La euforia pudo más que la pandemia del Covid-19 en los festejos del Sporting de Lisboa luego de que conquistaran el título de la Liga NOS portuguesa, mismos que quedaron marcados por los disturbios que se produjeron entre la policía y miles de aficionados que se dieron cita en las cercanías del estadio José Alvalade.

 

La crisis sanitaria quedó de lado para dar paso al cero distanciamiento físico y, en muchos casos, el nulo uso de la mascarilla. A la par, las autoridades ofrecían una conferencia de prensa donde exhortaban a los aficionados a que se respetasen las reglas sanitarias.

No obstante, la fiesta hizo olvidar toda clase de advertencia y la situación se descontroló en el descanso, cuando la policía cargó contra los aficionados y disparó balas de goma, mientras que los eufóricos se defendían con bengalas y botes de basura.

 

Como era de esperarse, estos enfrentamientos dejaron decenas de heridos y obligaron a varias ambulancias a desplazarse por el lugar.

 

 

El Sporting de Lisboa se impuso por 1-0 al Boavista en el estadio José Alvalade para conquistar nuevamente un título liguero que no consigue desde 2002, triunfo con el que también corta la hegemonía impuesta por Benfica y Porto a falta de dos fechas para el final de la temporada.

Al término de jornada fecha 32, el Sporting de Lisboa aventaja en ocho puntos al Porto del delantero mexicano Jesús Corona, que el martes aplazó el título de los Leones Verdes tras golear 5-1 al Farense.

Se trató de la victoria número 25 del equipo en lo que va de la campaña en la Liga portuguesa, equipo que todavía no conoce la derrota y que puede terminar el campeonato invicto.

La próxima fecha para el Sporting será la visita el estadio da Luz para enfrentarse a su eterno rival, el Benfica, que le tendrá que hacer el pasillo al campeón.

TU OBJETIVO
Según la nota sobre el título del Sporting de Lisboa, ¿con qué marcador le ganó el equipo al Boavista? El listado siguiente es material independiente de la nota.

[Datos de comprensión de documentos]
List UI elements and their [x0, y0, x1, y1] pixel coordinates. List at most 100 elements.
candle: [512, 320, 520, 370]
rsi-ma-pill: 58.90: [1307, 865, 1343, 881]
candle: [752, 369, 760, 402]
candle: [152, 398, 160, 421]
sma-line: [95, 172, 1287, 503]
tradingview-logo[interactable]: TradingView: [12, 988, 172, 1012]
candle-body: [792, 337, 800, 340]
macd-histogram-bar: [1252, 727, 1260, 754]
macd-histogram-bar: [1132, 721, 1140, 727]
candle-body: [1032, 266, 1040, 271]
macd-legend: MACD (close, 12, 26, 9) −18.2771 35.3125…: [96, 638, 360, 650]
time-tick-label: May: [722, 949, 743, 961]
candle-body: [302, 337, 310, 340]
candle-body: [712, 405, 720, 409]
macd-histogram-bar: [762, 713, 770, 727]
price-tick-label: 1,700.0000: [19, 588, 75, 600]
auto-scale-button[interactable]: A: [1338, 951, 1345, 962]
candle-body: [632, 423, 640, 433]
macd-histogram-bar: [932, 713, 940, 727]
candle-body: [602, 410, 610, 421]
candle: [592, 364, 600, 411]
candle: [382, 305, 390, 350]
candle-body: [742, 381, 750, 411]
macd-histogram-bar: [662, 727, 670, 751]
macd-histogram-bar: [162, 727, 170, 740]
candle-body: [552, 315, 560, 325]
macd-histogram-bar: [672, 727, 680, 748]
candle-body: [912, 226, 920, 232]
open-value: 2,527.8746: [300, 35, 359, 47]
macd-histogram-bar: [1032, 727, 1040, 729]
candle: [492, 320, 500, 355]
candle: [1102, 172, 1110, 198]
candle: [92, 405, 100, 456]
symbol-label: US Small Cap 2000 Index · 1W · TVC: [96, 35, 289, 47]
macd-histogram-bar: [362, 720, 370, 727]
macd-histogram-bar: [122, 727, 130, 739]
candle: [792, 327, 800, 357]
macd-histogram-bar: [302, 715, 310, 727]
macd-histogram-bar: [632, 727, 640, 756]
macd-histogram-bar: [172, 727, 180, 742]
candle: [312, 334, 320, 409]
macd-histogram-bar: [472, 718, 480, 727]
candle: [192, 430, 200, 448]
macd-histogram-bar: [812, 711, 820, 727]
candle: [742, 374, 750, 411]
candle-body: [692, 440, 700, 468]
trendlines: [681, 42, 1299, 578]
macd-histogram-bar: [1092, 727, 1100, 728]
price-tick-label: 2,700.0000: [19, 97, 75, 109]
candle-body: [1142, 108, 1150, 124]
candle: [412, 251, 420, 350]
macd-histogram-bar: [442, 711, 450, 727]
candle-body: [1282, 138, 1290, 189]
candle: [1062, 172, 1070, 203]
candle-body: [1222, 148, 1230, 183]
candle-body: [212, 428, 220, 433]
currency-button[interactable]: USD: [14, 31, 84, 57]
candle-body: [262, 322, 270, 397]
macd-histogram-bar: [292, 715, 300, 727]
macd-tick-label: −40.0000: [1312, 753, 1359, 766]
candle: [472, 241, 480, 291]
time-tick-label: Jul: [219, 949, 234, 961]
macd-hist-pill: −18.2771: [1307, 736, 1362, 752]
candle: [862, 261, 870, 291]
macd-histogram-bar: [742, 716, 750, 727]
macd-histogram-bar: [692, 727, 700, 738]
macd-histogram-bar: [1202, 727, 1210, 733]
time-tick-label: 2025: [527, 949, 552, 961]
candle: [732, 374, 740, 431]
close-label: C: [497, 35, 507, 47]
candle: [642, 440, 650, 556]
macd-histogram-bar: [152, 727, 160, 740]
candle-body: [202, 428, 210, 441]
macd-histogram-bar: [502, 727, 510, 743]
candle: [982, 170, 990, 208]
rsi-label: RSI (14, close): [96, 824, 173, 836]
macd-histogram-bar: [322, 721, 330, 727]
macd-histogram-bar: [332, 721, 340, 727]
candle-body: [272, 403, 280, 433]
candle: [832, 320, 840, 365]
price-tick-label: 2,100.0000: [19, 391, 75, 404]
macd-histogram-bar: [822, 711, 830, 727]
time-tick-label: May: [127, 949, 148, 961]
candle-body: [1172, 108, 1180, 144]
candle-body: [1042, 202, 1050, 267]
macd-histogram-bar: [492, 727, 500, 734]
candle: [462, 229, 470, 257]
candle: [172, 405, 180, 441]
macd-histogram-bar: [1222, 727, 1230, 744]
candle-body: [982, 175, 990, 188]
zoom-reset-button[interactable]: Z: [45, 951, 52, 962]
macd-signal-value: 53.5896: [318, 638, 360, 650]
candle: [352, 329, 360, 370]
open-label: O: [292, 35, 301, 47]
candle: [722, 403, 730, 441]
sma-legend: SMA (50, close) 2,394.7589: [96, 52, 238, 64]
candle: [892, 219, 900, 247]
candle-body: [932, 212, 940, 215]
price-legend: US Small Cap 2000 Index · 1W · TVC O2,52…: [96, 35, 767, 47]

RESPUESTA
1-0.